[Dataset items]
++++++++++

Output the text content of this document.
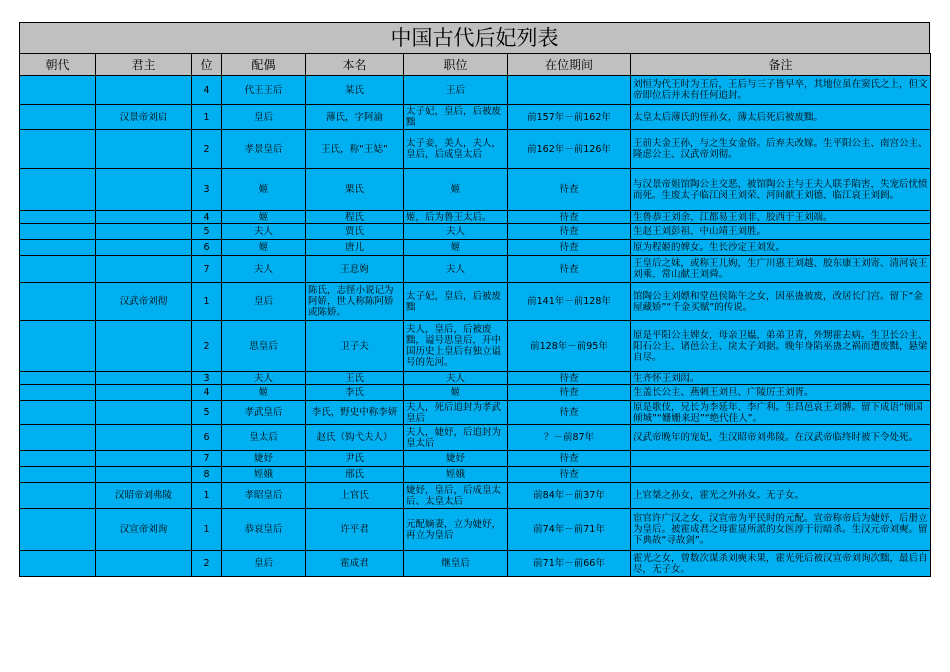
中国古代后妃列表
朝代	君主	位	配偶	本名	职位	在位期间	备注
		4	代王王后	某氏	王后		刘恒为代王时为王后，王后与三子皆早卒，其地位虽在窦氏之上，但文帝即位后并未有任何追封。
	汉景帝刘启	1	皇后	薄氏，字阿渝	太子妃，皇后，后被废黜	前157年－前162年	太皇太后薄氏的侄孙女，薄太后死后被废黜。
		2	孝景皇后	王氏，称“王娡”	太子妾，美人，夫人，皇后，后成皇太后	前162年－前126年	王前夫金王孙，与之生女金俗。后弃夫改嫁。生平阳公主、南宫公主、隆虑公主、汉武帝刘彻。
		3	姬	栗氏	姬	待查	与汉景帝姐馆陶公主交恶，被馆陶公主与王夫人联手陷害，失宠后忧愤而死。生废太子临江闵王刘荣、河间献王刘德、临江哀王刘阏。
		4	姬	程氏	姬，后为鲁王太后。	待查	生鲁恭王刘余、江都易王刘非、胶西于王刘端。
		5	夫人	贾氏	夫人	待查	生赵王刘彭祖、中山靖王刘胜。
		6	姬	唐儿	姬	待查	原为程姬的婢女。生长沙定王刘发。
		7	夫人	王息姁	夫人	待查	王皇后之妹，或称王儿姁，生广川惠王刘越、胶东康王刘寄、清河哀王刘乘、常山献王刘舜。
	汉武帝刘彻	1	皇后	陈氏，志怪小说记为阿娇，世人称陈阿娇或陈娇。	太子妃，皇后，后被废黜	前141年－前128年	馆陶公主刘嫖和堂邑侯陈午之女，因巫蛊被废，改居长门宫。留下“金屋藏娇”“千金买赋”的传说。
		2	思皇后	卫子夫	夫人，皇后，后被废黜，谥号思皇后，开中国历史上皇后有独立谥号的先河。	前128年－前95年	原是平阳公主婢女，母亲卫媪，弟弟卫青，外甥霍去病。生卫长公主、阳石公主、诸邑公主、戾太子刘据。晚年身陷巫蛊之祸而遭废黜，悬梁自尽。
		3	夫人	王氏	夫人	待查	生齐怀王刘闳。
		4	姬	李氏	姬	待查	生盖长公主、燕刺王刘旦、广陵厉王刘胥。
		5	孝武皇后	李氏，野史中称李妍	夫人，死后追封为孝武皇后	待查	原是歌伎，兄长为李延年、李广利。生昌邑哀王刘髆。留下成语“倾国倾城”“姗姗来迟”“绝代佳人”。
		6	皇太后	赵氏（钩弋夫人）	夫人，婕妤，后追封为皇太后	？－前87年	汉武帝晚年的宠妃，生汉昭帝刘弗陵。在汉武帝临终时被下令处死。
		7	婕妤	尹氏	婕妤	待查	
		8	娙娥	邢氏	娙娥	待查	
	汉昭帝刘弗陵	1	孝昭皇后	上官氏	婕妤，皇后，后成皇太后、太皇太后	前84年－前37年	上官桀之孙女，霍光之外孙女。无子女。
	汉宣帝刘询	1	恭哀皇后	许平君	元配嫡妻，立为婕妤，再立为皇后	前74年－前71年	宦官许广汉之女，汉宣帝为平民时的元配。宣帝称帝后为婕妤，后册立为皇后。被霍成君之母霍显所派的女医淳于衍暗杀。生汉元帝刘奭。留下典故“寻故剑”。
		2	皇后	霍成君	继皇后	前71年－前66年	霍光之女，曾数次谋杀刘奭未果，霍光死后被汉宣帝刘询次黜，最后自尽，无子女。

++++++++++

● What is expected:
Pull out every line in the data above that has the word "后被废黜".

● Expected answer:
	汉景帝刘启	1	皇后	薄氏，字阿渝	太子妃，皇后，后被废黜	前157年－前162年	太皇太后薄氏的侄孙女，薄太后死后被废黜。
	汉武帝刘彻	1	皇后	陈氏，志怪小说记为阿娇，世人称陈阿娇或陈娇。	太子妃，皇后，后被废黜	前141年－前128年	馆陶公主刘嫖和堂邑侯陈午之女，因巫蛊被废，改居长门宫。留下“金屋藏娇”“千金买赋”的传说。
		2	思皇后	卫子夫	夫人，皇后，后被废黜，谥号思皇后，开中国历史上皇后有独立谥号的先河。	前128年－前95年	原是平阳公主婢女，母亲卫媪，弟弟卫青，外甥霍去病。生卫长公主、阳石公主、诸邑公主、戾太子刘据。晚年身陷巫蛊之祸而遭废黜，悬梁自尽。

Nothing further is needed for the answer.